[Collected data entries]
--
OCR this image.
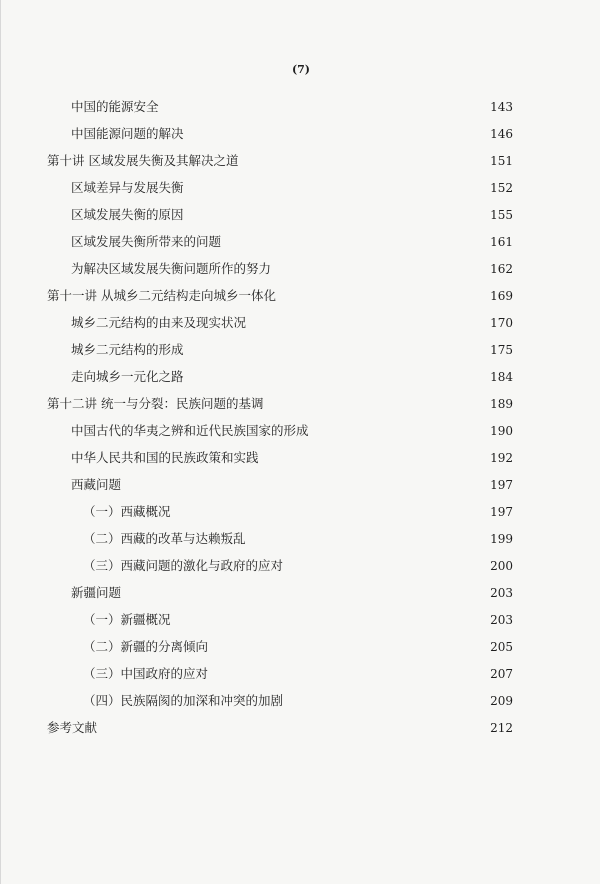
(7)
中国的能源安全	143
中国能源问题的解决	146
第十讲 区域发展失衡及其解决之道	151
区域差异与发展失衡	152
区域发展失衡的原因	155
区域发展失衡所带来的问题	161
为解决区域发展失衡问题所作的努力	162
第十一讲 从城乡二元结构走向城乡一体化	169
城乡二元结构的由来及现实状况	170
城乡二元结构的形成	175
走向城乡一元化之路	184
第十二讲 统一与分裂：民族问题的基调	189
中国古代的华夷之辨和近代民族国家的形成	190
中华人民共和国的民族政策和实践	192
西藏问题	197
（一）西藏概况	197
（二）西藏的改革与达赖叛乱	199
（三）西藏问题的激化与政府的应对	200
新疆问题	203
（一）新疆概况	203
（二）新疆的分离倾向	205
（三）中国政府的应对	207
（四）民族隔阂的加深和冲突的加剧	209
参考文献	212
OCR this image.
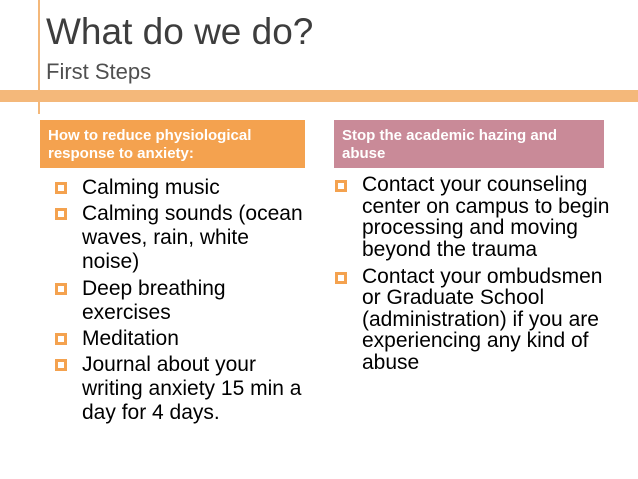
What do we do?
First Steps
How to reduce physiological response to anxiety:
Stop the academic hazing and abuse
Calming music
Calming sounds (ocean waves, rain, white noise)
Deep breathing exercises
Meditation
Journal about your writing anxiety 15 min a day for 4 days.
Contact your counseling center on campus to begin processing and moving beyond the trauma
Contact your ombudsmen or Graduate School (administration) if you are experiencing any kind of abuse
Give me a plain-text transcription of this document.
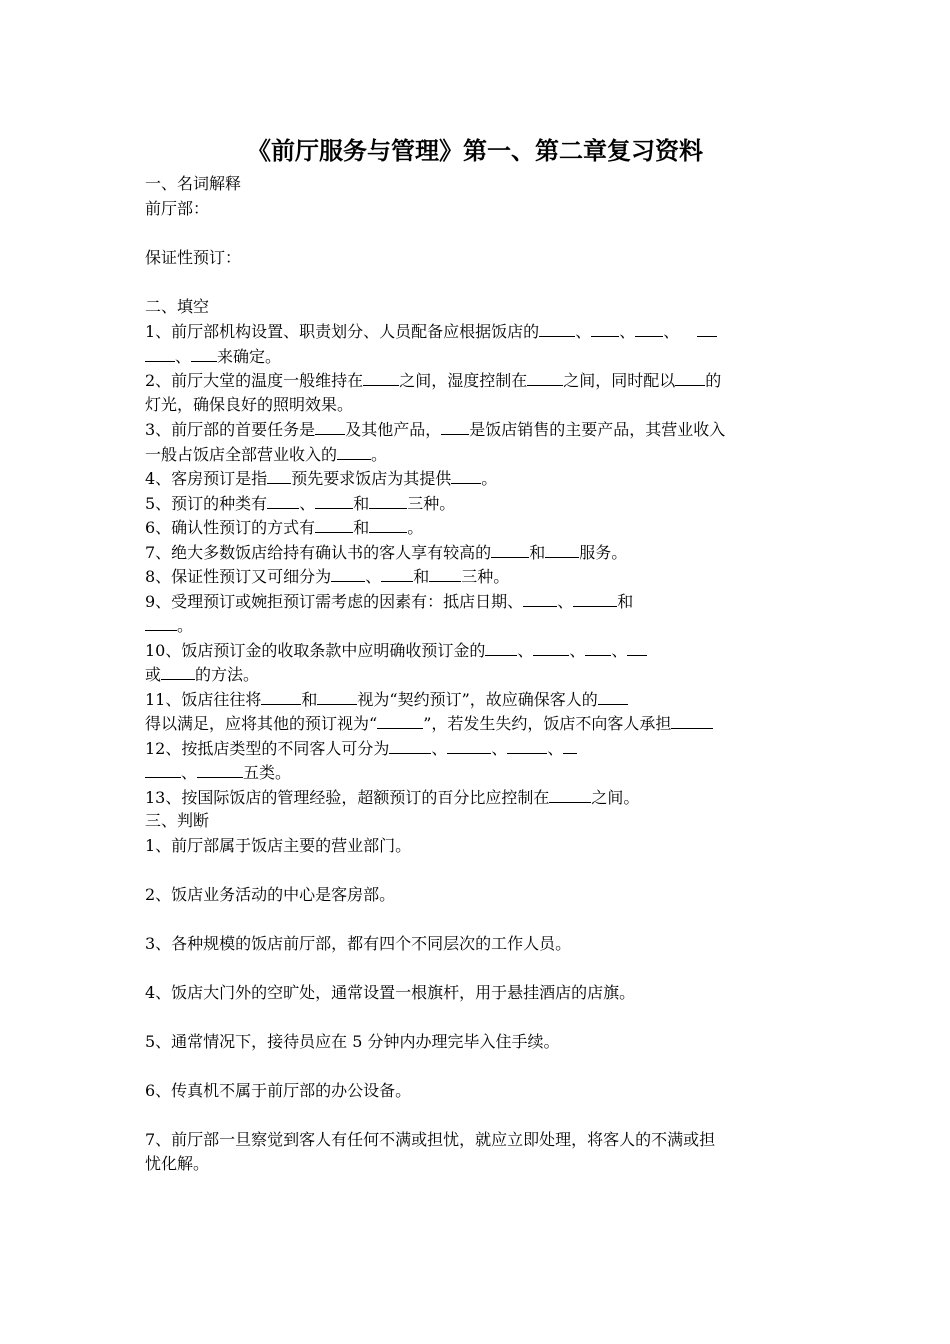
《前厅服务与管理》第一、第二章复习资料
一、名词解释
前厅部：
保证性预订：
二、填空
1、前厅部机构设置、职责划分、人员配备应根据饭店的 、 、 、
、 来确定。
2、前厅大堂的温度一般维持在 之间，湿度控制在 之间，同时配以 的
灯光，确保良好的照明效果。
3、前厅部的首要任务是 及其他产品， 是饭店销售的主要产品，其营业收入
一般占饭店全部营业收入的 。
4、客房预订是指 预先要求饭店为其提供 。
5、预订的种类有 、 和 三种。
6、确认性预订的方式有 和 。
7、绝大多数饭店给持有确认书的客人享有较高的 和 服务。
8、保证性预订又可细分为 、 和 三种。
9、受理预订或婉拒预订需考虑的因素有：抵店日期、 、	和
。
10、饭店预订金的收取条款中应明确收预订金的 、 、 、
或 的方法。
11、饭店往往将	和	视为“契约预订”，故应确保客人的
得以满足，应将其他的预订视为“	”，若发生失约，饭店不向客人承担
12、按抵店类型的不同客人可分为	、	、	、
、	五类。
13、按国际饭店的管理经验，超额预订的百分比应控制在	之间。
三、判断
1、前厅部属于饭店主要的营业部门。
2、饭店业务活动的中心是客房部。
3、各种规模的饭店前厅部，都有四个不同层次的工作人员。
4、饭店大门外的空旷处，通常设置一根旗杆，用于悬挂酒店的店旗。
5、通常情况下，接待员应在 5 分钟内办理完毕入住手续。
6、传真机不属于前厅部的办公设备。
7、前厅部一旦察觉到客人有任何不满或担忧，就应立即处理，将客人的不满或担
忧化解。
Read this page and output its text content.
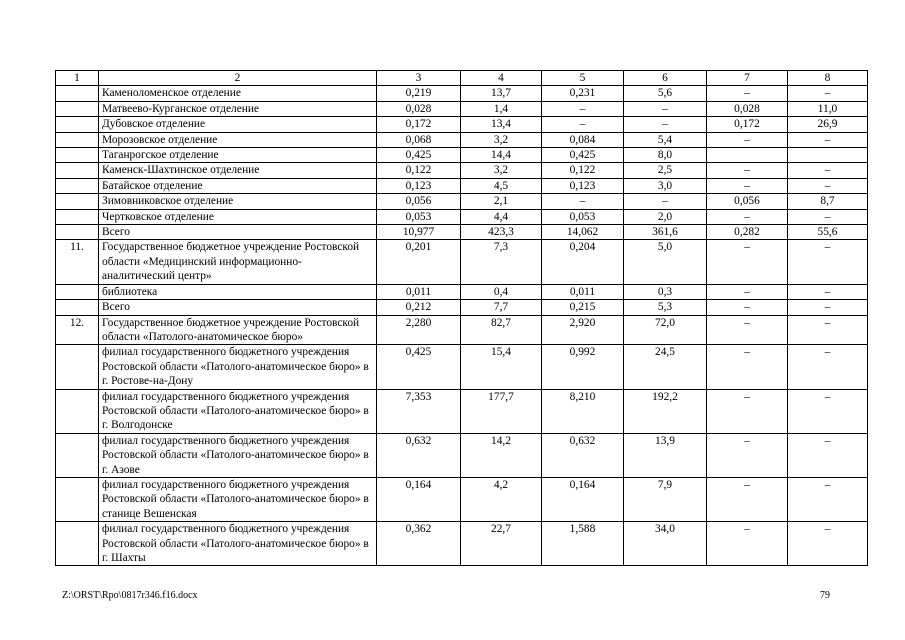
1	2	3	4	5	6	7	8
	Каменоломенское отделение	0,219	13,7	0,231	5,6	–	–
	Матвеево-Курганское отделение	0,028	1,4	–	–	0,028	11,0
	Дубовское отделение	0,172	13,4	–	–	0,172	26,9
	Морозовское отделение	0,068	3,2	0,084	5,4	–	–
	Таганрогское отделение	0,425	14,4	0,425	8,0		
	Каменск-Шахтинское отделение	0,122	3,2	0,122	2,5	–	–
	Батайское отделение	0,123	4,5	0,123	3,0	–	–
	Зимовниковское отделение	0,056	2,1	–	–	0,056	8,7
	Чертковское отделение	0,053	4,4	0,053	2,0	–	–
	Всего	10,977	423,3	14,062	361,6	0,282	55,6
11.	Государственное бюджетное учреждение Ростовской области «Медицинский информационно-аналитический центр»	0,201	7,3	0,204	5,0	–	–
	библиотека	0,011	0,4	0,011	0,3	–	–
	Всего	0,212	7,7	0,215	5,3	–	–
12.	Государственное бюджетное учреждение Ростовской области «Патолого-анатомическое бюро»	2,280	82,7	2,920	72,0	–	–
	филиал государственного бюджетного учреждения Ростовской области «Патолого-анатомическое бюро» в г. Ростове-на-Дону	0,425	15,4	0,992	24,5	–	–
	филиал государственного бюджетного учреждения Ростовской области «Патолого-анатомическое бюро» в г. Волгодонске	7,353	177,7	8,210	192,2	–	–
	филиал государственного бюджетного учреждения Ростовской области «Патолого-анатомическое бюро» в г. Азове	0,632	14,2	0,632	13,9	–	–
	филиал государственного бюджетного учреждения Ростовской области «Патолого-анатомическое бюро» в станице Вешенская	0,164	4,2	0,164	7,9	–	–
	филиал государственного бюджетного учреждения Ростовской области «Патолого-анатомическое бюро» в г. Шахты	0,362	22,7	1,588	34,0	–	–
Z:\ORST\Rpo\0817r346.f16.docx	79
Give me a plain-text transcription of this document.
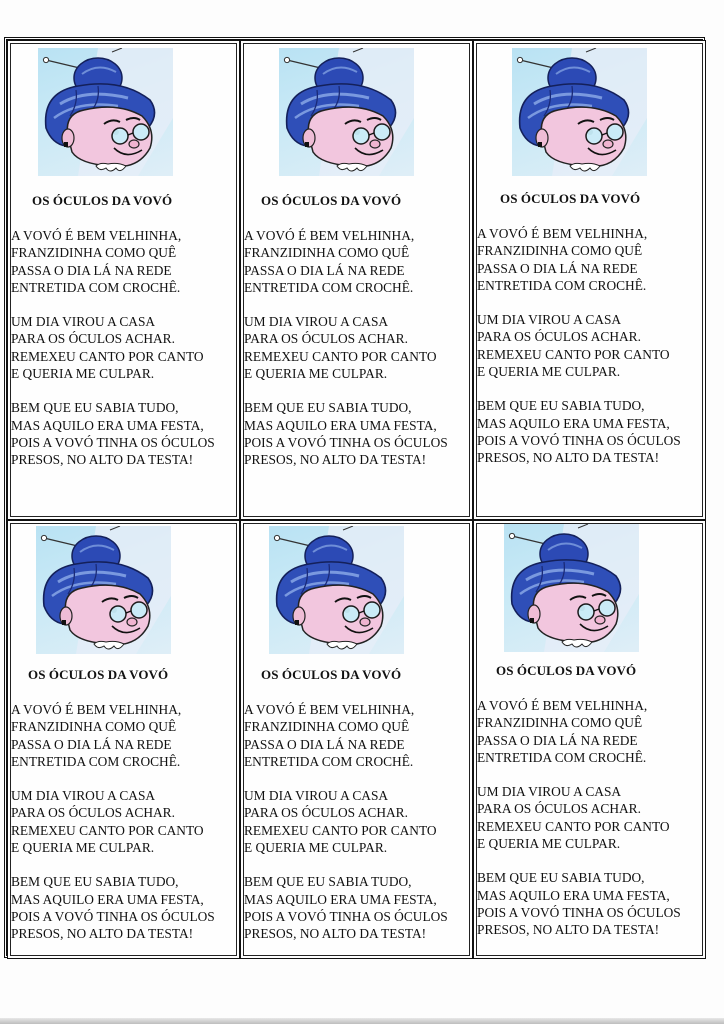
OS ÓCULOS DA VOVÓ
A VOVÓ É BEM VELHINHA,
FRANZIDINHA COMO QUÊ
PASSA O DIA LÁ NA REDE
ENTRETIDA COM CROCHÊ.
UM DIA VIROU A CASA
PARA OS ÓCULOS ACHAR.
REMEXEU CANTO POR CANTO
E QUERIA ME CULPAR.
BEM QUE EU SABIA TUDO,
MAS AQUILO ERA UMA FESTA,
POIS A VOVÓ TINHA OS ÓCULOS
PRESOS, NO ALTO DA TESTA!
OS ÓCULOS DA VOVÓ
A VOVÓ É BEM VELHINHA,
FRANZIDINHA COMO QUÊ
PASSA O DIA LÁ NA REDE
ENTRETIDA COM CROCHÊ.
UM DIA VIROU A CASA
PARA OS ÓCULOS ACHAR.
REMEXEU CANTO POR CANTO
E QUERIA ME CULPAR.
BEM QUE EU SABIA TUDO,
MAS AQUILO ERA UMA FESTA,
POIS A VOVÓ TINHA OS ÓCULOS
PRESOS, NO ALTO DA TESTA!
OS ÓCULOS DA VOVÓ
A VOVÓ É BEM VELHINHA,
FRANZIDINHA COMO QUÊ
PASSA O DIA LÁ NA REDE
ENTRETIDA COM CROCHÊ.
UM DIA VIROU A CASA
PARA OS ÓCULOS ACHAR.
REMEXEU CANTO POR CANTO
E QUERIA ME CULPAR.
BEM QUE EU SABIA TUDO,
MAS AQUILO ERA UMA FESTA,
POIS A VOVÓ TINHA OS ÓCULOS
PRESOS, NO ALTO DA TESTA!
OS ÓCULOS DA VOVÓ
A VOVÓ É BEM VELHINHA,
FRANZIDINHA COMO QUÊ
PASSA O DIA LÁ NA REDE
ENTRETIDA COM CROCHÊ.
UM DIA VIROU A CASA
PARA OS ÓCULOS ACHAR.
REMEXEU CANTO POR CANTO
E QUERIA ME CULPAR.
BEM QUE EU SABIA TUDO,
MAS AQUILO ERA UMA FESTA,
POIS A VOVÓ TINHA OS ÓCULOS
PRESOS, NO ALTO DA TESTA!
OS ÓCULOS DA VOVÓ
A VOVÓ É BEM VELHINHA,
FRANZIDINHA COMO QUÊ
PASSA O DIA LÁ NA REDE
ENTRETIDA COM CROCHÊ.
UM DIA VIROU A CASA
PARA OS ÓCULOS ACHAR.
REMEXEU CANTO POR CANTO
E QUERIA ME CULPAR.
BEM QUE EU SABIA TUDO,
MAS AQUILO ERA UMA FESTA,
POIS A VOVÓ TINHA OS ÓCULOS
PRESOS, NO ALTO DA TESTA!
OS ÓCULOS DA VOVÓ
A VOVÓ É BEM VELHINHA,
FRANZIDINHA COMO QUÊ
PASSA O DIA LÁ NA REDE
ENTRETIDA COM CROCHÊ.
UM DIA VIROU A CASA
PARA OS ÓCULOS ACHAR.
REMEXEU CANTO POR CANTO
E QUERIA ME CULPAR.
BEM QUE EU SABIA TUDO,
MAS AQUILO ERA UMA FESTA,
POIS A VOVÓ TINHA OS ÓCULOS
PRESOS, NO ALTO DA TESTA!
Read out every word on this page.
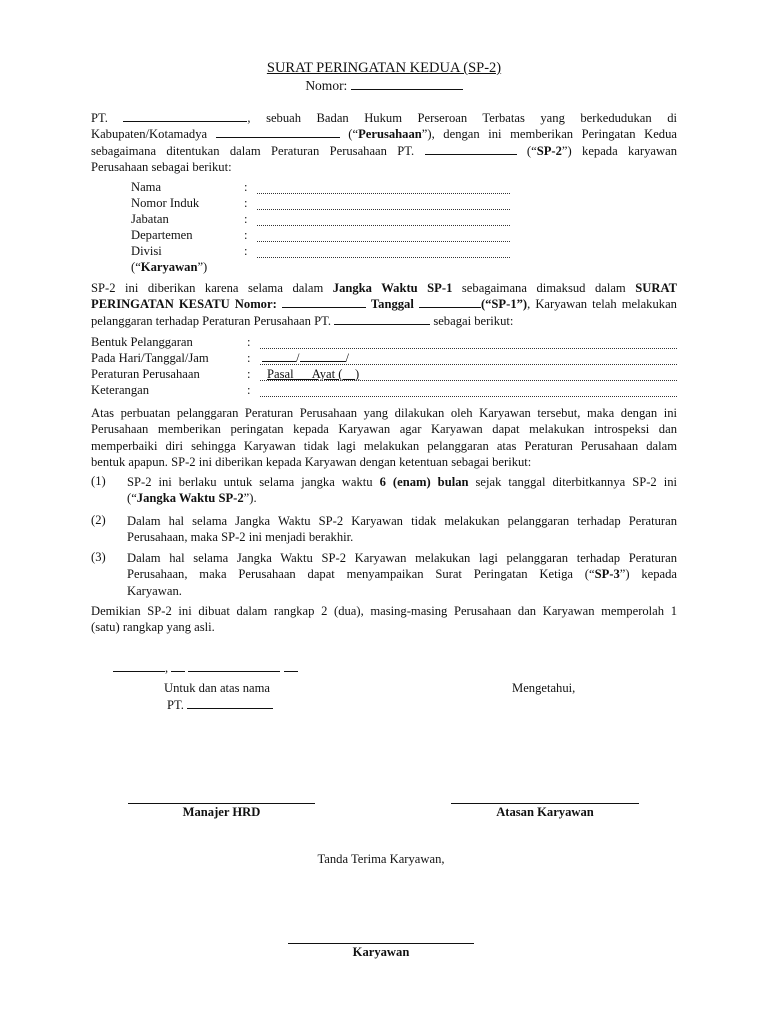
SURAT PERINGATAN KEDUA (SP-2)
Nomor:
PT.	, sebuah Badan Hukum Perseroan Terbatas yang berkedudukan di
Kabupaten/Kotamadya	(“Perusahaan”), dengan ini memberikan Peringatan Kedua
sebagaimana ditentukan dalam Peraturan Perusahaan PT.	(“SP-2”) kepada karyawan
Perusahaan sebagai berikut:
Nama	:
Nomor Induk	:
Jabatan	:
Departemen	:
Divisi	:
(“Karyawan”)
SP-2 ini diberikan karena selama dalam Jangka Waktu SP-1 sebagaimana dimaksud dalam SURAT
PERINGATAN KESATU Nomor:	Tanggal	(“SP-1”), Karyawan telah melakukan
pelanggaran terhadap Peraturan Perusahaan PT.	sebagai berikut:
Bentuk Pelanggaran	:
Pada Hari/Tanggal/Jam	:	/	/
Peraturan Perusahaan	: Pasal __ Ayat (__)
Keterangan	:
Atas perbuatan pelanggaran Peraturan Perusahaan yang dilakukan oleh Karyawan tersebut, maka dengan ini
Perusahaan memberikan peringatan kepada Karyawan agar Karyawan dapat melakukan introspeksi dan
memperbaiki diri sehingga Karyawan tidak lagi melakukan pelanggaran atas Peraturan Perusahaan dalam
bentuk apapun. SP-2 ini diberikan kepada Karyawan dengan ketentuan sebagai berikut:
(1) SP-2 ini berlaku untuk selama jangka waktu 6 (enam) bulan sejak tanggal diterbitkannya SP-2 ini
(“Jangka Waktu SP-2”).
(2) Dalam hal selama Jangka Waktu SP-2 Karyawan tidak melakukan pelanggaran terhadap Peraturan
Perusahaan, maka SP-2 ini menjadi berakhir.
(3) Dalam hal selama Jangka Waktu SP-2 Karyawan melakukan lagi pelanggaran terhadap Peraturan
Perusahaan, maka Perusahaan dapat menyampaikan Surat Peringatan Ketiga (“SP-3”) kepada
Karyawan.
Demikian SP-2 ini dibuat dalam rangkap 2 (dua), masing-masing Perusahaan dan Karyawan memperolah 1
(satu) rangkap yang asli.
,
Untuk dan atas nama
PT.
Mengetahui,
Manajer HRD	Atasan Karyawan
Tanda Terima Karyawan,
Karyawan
--
### WRITTEN INSTRUCTION
Collect the lines of the records that include the string "бюджетного".

### EXERCISE ANSWER
	филиал государственного бюджетного учреждения Ростовской области «Патолого-анатомическое бюро» в г. Ростове-на-Дону	0,425	15,4	0,992	24,5	–	–
	филиал государственного бюджетного учреждения Ростовской области «Патолого-анатомическое бюро» в г. Волгодонске	7,353	177,7	8,210	192,2	–	–
	филиал государственного бюджетного учреждения Ростовской области «Патолого-анатомическое бюро» в г. Азове	0,632	14,2	0,632	13,9	–	–
	филиал государственного бюджетного учреждения Ростовской области «Патолого-анатомическое бюро» в станице Вешенская	0,164	4,2	0,164	7,9	–	–
	филиал государственного бюджетного учреждения Ростовской области «Патолого-анатомическое бюро» в г. Шахты	0,362	22,7	1,588	34,0	–	–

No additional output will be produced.